§ **WHAT IS EXPECTED**
Gather all lines from the material that contain "Prove".

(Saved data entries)
[start]
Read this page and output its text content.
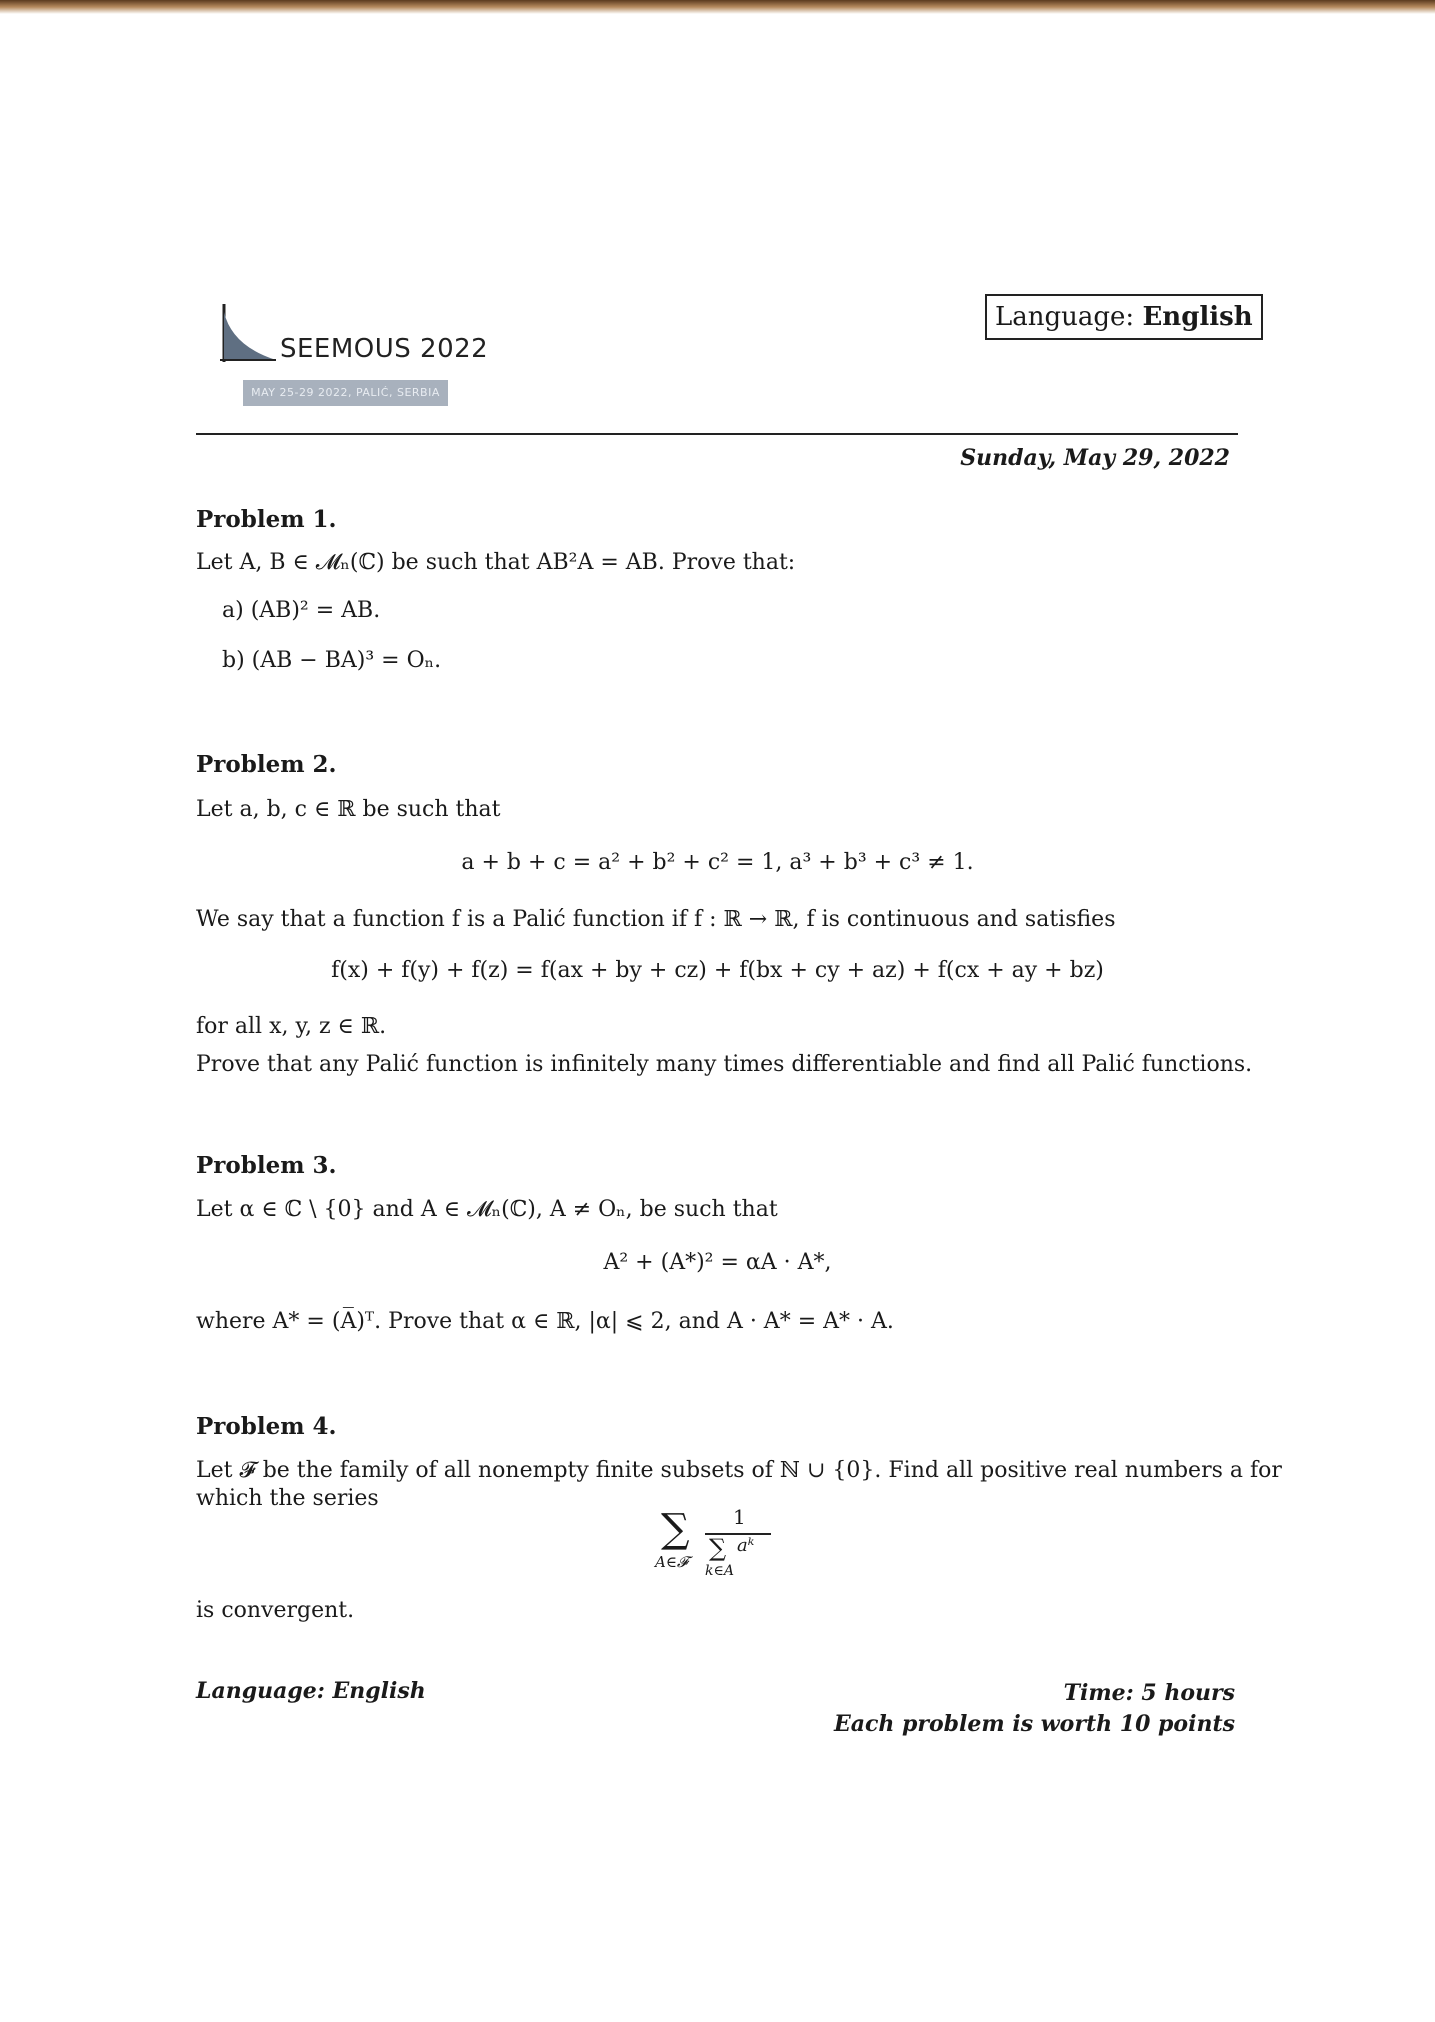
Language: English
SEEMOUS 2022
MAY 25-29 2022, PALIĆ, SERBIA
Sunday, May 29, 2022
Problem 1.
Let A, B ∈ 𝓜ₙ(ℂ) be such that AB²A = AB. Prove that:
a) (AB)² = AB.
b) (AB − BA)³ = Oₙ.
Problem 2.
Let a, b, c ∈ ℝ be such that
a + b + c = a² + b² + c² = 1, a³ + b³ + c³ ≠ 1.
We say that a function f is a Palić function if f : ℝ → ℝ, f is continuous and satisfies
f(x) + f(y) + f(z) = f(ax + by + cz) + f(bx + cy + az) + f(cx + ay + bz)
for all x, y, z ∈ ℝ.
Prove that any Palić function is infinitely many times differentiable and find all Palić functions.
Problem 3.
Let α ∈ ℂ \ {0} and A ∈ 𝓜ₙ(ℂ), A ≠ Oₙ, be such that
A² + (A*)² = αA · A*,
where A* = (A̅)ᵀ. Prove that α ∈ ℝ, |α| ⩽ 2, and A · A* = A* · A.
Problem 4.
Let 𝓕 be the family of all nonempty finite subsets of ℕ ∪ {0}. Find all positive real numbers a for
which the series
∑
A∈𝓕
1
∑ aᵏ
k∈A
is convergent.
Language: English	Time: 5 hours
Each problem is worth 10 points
[end]
§ **TASK ANSWER**
Let A, B ∈ 𝓜ₙ(ℂ) be such that AB²A = AB. Prove that:
Prove that any Palić function is infinitely many times differentiable and find all Palić functions.
where A* = (A̅)ᵀ. Prove that α ∈ ℝ, |α| ⩽ 2, and A · A* = A* · A.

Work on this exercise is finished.